• _DATA PROVIDED_
======
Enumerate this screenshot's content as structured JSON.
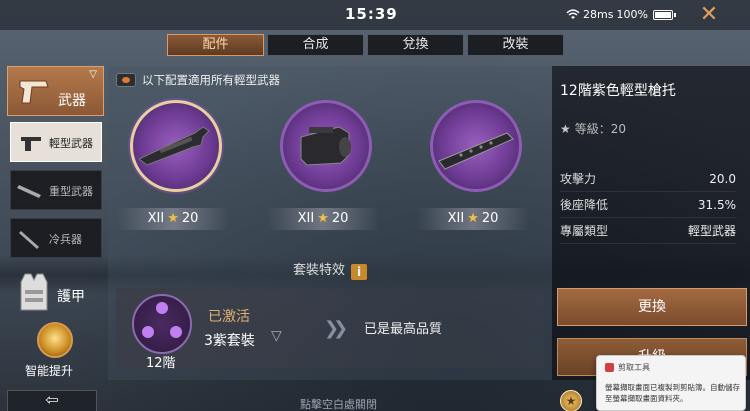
{
  "status_bar": {
    "time": "15:39",
    "latency": "28ms",
    "battery": "100%"
  },
  "tabs": [
    {
      "label": "配件",
      "active": true
    },
    {
      "label": "合成",
      "active": false
    },
    {
      "label": "兌換",
      "active": false
    },
    {
      "label": "改裝",
      "active": false
    }
  ],
  "sidebar": {
    "weapon": "武器",
    "subcategories": [
      {
        "label": "輕型武器",
        "active": true
      },
      {
        "label": "重型武器",
        "active": false
      },
      {
        "label": "冷兵器",
        "active": false
      }
    ],
    "armor": "護甲",
    "boost": "智能提升",
    "back": "⇦"
  },
  "main": {
    "notice": "以下配置適用所有輕型武器",
    "parts": [
      {
        "tier": "XII",
        "stars": "20"
      },
      {
        "tier": "XII",
        "stars": "20"
      },
      {
        "tier": "XII",
        "stars": "20"
      }
    ],
    "set_title": "套裝特效",
    "set": {
      "tier": "12階",
      "status": "已激活",
      "name": "3紫套裝",
      "max_text": "已是最高品質"
    },
    "bottom_hint": "點擊空白處關閉"
  },
  "detail": {
    "title": "12階紫色輕型槍托",
    "grade_label": "等級：20",
    "stats": [
      {
        "label": "攻擊力",
        "value": "20.0"
      },
      {
        "label": "後座降低",
        "value": "31.5%"
      },
      {
        "label": "專屬類型",
        "value": "輕型武器"
      }
    ],
    "replace": "更換",
    "upgrade": "升級"
  },
  "toast": {
    "title": "剪取工具",
    "message": "螢幕擷取畫面已複製到剪貼簿。自動儲存至螢幕擷取畫面資料夾。"
  },
  "colors": {
    "accent": "#b57a4c",
    "purple": "#8d5cb4",
    "gold_star": "#f0c040"
  }
}
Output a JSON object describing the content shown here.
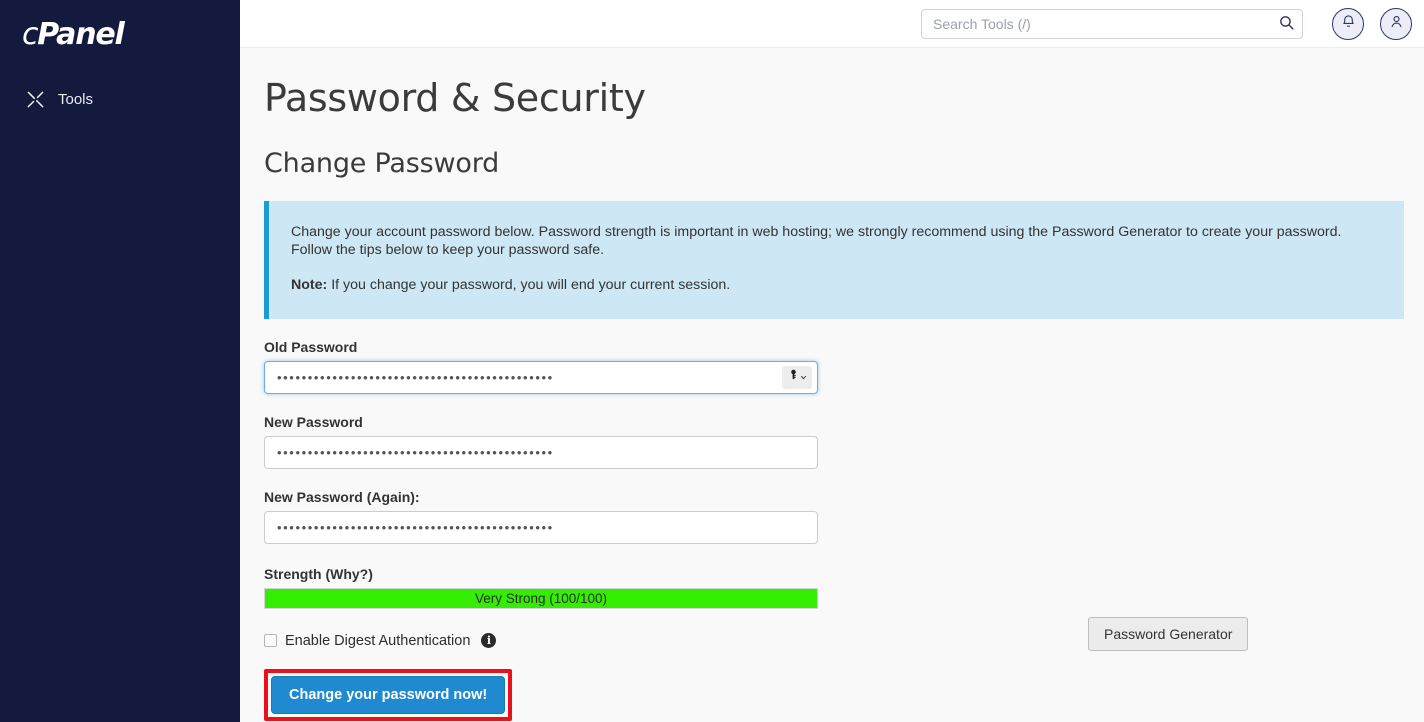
{
  "sidebar": {
    "brand_c": "c",
    "brand_rest": "Panel",
    "nav": [
      {
        "label": "Tools",
        "icon": "tools-icon"
      }
    ]
  },
  "header": {
    "search": {
      "placeholder": "Search Tools (/)",
      "value": "",
      "icon": "search-icon"
    },
    "notifications_icon": "bell-icon",
    "account_icon": "user-icon"
  },
  "page": {
    "title": "Password & Security",
    "section_title": "Change Password"
  },
  "alert": {
    "body": "Change your account password below. Password strength is important in web hosting; we strongly recommend using the Password Generator to create your password. Follow the tips below to keep your password safe.",
    "note_label": "Note:",
    "note_body": "If you change your password, you will end your current session.",
    "accent_color": "#1a9ad6",
    "background_color": "#cde7f5"
  },
  "form": {
    "old_password": {
      "label": "Old Password",
      "value": "•••••••••••••••••••••••••••••••••••••••••••••",
      "focused": true,
      "key_icon": "key-icon",
      "chevron_icon": "chevron-down-icon"
    },
    "new_password": {
      "label": "New Password",
      "value": "•••••••••••••••••••••••••••••••••••••••••••••"
    },
    "new_password_again": {
      "label": "New Password (Again):",
      "value": "•••••••••••••••••••••••••••••••••••••••••••••"
    },
    "strength": {
      "label": "Strength (Why?)",
      "text": "Very Strong (100/100)",
      "percent": 100,
      "fill_color": "#33ee00"
    },
    "password_generator_label": "Password Generator",
    "digest": {
      "label": "Enable Digest Authentication",
      "checked": false,
      "info_icon": "info-icon",
      "info_glyph": "i"
    },
    "submit": {
      "label": "Change your password now!",
      "button_color": "#1f8ad0",
      "highlight_color": "#e8111c"
    }
  }
}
======
Of the lines above, how many contain the word "your"? Provide the number and nothing else.

3